Which lines hold the string "between"? Copy every one of them.

[Start]

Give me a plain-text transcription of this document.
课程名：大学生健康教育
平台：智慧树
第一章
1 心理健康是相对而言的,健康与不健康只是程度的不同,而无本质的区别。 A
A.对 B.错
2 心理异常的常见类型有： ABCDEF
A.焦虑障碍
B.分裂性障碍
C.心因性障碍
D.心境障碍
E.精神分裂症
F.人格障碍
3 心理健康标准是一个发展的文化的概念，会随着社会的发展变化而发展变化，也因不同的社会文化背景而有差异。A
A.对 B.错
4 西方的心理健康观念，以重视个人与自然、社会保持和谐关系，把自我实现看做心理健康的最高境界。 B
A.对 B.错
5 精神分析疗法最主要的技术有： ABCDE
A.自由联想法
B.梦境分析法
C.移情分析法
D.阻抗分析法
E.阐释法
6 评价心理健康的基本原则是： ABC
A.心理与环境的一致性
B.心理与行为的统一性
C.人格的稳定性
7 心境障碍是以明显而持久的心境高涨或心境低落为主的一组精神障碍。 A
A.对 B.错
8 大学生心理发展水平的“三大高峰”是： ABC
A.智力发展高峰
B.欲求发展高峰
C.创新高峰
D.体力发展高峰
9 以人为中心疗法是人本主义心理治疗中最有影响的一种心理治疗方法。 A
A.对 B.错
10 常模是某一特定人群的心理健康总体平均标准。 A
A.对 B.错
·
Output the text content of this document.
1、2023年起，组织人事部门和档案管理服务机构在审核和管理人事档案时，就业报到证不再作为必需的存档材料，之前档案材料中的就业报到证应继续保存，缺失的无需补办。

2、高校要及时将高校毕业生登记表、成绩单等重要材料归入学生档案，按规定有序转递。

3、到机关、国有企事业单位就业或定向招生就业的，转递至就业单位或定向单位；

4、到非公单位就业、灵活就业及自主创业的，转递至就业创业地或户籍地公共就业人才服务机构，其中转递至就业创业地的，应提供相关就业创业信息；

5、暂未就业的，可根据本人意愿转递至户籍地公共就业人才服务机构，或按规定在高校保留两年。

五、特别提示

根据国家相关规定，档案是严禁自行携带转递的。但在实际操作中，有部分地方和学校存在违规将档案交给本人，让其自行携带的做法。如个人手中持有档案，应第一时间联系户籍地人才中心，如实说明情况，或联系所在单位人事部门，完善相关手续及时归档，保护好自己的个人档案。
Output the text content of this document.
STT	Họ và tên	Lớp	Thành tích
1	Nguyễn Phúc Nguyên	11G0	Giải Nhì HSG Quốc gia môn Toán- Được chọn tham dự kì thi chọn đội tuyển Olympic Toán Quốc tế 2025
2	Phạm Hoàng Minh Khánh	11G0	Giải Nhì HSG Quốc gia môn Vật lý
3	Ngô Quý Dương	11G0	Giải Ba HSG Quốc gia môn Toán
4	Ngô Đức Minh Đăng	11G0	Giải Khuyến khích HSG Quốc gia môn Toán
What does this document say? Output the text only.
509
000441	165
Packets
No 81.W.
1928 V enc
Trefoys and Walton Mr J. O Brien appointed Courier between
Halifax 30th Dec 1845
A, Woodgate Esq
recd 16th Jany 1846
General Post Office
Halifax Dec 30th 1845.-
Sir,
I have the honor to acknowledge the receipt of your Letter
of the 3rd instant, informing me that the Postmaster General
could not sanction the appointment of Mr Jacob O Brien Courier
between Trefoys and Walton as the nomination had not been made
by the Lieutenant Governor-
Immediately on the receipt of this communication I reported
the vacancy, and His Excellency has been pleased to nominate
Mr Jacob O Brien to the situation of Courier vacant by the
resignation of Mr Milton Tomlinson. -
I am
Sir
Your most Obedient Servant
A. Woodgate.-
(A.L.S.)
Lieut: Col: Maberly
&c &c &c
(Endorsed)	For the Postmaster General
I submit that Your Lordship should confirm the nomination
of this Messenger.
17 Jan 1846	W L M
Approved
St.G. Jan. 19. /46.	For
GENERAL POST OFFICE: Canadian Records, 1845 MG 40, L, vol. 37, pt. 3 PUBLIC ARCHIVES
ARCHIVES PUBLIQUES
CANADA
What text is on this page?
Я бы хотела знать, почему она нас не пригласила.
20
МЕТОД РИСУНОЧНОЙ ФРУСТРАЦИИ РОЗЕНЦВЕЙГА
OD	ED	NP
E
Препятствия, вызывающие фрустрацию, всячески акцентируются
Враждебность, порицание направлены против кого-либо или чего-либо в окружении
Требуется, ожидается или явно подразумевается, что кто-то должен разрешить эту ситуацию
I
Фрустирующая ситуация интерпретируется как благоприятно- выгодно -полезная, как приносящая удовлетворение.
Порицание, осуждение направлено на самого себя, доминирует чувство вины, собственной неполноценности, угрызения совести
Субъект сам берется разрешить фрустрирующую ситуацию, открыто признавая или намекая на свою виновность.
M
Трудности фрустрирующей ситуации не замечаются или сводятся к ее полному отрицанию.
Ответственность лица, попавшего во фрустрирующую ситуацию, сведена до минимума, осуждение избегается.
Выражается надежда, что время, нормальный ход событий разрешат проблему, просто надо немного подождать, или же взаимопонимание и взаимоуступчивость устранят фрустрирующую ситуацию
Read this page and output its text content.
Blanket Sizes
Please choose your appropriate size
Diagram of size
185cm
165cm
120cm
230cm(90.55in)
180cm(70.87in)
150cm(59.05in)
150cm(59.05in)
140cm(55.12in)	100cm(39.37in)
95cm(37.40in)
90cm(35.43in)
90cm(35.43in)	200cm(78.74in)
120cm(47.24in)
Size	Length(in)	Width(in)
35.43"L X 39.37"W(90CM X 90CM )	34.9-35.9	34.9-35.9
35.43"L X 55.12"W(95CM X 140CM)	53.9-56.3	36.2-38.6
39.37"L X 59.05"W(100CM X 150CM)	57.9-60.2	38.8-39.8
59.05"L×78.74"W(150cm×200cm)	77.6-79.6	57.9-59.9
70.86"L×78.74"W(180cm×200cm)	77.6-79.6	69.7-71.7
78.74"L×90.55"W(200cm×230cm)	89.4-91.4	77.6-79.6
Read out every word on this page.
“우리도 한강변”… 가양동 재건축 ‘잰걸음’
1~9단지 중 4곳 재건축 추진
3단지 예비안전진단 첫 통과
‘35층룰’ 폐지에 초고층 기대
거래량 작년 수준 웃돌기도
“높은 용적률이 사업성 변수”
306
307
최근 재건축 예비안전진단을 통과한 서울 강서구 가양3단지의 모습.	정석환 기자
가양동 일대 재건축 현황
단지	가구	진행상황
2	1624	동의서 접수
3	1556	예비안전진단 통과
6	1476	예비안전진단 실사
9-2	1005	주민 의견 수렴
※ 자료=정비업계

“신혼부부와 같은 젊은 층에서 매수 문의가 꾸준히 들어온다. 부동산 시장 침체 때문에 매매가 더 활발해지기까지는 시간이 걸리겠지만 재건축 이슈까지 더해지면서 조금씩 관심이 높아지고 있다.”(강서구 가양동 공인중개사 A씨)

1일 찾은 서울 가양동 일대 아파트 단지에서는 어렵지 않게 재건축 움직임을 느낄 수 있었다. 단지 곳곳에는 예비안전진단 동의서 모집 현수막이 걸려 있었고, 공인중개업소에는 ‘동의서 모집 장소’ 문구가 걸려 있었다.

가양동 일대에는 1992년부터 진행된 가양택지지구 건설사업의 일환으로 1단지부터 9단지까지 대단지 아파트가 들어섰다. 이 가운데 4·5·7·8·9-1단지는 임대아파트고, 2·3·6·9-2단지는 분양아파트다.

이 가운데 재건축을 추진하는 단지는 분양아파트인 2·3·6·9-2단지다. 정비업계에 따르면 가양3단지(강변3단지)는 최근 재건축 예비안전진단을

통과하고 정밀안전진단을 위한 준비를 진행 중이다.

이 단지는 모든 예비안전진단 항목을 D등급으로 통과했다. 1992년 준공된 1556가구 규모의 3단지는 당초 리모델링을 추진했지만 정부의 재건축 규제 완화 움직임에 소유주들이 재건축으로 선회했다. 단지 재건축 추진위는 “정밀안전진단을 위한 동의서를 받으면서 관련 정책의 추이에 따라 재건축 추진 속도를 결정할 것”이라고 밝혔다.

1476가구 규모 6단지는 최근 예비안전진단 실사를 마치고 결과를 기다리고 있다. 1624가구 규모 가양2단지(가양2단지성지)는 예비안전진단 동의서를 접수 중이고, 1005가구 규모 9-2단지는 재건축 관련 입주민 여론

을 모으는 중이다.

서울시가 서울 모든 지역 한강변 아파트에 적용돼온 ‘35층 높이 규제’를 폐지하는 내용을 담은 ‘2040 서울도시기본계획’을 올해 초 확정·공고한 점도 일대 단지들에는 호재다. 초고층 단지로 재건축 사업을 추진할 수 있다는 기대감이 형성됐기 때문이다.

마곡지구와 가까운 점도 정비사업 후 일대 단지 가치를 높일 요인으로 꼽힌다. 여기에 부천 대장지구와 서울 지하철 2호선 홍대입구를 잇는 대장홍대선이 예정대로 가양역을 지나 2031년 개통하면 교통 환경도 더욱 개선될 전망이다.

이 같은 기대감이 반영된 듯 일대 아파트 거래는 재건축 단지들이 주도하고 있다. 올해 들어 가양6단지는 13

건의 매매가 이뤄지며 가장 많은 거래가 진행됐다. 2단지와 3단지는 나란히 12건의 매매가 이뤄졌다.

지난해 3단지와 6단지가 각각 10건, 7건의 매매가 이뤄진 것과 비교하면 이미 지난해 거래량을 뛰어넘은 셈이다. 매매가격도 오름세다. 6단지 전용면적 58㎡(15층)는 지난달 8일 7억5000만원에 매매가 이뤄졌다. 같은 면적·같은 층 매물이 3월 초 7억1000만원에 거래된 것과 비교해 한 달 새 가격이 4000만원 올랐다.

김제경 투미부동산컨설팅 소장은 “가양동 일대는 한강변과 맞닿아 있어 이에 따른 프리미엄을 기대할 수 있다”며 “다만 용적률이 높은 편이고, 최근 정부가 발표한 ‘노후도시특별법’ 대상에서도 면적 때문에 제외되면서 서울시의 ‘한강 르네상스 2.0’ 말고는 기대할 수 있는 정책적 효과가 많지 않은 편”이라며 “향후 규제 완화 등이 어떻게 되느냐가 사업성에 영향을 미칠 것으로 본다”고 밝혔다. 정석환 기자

[End]

## CORRECT ANSWER
Trefoys and Walton Mr J. O Brien appointed Courier between
between Trefoys and Walton as the nomination had not been made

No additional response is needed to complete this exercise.